--- Start Source ---

2. An apparatus according to claim 1, further comprising:
g) an alternator coupled to said drive shaft, said alternator having at least one stator winding.
3. An apparatus according to claim 2, wherein:
said controllable braking means comprises a control circuit coupled to said at least one stator winding for selectively shorting said at least one stator winding to electromagnetically brake said alternator and thereby selectively brake rotation of said modulator rotor to modulate said pressure pulses.
4. An apparatus according to claim 3, further comprising:
h) gear means coupled between said drive shaft and said alternator for causing said alternator to rotate faster than said drive shaft.
5. An apparatus according to claim 4, wherein:
said gear means has a ratio of substantially 14:1.
6. An apparatus according to claim 3, further comprising:
h) tachometer means coupled to one of said alternator and said drive shaft and coupled to said control circuit for determining rotational speed of said alternator.
7. An apparatus according to claim 6, wherein:
said tachometer means is a Hall effect sensor.
8. An apparatus according to claim 3, wherein:
said alternator is a three phase alternator having three stator windings.
9. An apparatus according to claim 3, wherein:
said control circuit includes oscillator means for producing a carrier frequency upon which said pressure pulses are modulated.
10. An apparatus according to claim 9, wherein:
said pressure pulses are modulated according to a frequency shift keying (FSK) scheme.

--- End Source ---
--- Start Given records ---

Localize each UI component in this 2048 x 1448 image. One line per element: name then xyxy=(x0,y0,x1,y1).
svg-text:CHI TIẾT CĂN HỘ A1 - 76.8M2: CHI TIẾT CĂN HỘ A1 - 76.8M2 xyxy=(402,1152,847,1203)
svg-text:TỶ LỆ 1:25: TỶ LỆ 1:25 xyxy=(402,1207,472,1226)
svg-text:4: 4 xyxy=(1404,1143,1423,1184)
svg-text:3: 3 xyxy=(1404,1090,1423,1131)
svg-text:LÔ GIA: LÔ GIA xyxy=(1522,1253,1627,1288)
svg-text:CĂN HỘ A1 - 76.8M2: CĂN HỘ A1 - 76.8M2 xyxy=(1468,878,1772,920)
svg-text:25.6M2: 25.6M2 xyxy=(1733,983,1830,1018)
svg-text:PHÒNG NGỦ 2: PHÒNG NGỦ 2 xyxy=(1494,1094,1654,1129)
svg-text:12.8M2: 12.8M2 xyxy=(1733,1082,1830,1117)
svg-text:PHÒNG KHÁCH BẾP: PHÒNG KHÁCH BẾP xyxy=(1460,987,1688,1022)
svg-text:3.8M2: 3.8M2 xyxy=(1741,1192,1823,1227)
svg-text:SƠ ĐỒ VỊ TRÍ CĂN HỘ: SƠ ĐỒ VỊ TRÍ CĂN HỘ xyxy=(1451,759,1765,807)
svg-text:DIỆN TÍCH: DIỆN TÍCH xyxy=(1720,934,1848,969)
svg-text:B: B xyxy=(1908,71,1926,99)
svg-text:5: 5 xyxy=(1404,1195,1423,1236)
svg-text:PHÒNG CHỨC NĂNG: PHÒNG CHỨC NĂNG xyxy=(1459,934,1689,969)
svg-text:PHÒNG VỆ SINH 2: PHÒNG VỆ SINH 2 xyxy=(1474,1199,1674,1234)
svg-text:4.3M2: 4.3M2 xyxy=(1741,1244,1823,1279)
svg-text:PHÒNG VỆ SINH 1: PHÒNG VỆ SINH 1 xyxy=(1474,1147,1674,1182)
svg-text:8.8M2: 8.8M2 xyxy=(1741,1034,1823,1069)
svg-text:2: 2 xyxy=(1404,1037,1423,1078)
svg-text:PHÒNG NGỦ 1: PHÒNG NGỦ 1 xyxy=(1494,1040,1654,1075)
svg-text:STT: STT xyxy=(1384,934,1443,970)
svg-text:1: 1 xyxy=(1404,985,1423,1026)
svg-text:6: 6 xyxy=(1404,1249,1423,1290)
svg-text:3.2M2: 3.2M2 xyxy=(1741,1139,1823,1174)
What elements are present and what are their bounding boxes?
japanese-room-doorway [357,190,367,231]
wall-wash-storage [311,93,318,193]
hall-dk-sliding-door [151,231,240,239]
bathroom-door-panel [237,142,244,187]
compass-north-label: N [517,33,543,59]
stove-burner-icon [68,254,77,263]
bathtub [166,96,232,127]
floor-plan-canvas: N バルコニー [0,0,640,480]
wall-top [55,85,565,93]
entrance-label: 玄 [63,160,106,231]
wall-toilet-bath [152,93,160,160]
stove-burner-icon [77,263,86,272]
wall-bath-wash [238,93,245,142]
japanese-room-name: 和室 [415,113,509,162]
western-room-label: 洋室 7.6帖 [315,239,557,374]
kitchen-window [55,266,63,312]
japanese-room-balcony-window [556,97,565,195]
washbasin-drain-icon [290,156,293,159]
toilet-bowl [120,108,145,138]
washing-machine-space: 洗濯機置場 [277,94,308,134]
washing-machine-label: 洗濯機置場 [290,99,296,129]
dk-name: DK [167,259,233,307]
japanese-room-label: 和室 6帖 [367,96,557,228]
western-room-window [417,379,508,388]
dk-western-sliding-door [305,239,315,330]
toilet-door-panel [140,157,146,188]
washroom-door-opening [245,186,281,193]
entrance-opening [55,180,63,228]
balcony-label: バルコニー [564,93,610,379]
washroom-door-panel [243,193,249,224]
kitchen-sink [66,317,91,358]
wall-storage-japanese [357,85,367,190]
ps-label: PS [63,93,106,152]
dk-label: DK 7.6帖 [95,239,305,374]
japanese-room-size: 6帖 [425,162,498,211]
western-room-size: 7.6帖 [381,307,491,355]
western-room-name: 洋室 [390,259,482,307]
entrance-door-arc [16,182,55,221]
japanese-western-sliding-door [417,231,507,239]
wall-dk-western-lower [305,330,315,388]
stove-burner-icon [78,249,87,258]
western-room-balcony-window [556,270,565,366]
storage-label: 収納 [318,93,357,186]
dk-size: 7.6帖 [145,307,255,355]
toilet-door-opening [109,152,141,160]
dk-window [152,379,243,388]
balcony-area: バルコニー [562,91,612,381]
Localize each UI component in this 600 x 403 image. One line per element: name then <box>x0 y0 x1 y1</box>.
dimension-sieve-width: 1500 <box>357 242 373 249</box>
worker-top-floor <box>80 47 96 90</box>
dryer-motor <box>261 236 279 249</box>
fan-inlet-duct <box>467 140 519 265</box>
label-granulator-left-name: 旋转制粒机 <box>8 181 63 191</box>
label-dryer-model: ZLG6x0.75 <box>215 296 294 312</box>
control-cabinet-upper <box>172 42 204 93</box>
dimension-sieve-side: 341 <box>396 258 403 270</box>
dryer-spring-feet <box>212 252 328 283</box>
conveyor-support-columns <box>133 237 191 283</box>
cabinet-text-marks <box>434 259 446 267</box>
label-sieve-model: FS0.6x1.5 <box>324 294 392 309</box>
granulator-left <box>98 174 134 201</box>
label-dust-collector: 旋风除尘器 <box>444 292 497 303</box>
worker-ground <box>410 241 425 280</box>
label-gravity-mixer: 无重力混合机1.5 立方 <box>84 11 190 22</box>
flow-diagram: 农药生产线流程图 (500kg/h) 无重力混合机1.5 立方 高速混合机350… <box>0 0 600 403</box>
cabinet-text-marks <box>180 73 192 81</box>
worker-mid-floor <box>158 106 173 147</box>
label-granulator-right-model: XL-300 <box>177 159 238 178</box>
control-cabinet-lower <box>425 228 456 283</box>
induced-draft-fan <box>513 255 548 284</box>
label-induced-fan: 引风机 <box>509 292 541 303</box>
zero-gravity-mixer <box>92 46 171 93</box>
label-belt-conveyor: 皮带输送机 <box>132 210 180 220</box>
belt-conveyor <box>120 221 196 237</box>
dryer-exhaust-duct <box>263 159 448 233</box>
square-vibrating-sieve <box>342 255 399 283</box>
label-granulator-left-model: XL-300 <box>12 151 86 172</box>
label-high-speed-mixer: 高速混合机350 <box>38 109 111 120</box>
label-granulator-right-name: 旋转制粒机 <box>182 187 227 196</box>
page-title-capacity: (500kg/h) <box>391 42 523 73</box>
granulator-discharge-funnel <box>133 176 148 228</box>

--- End Given records ---

* **Task to carry out**:
Answer these questions using the patent claims:
1. What ratio does the gear means have?
2. What kind of sensor is the tachometer means?
3. Under what scheme are the pressure pulses modulated?

* **Reply to the exercise**:
1. Substantially 14:1.
2. A Hall effect sensor.
3. A frequency shift keying (FSK) scheme.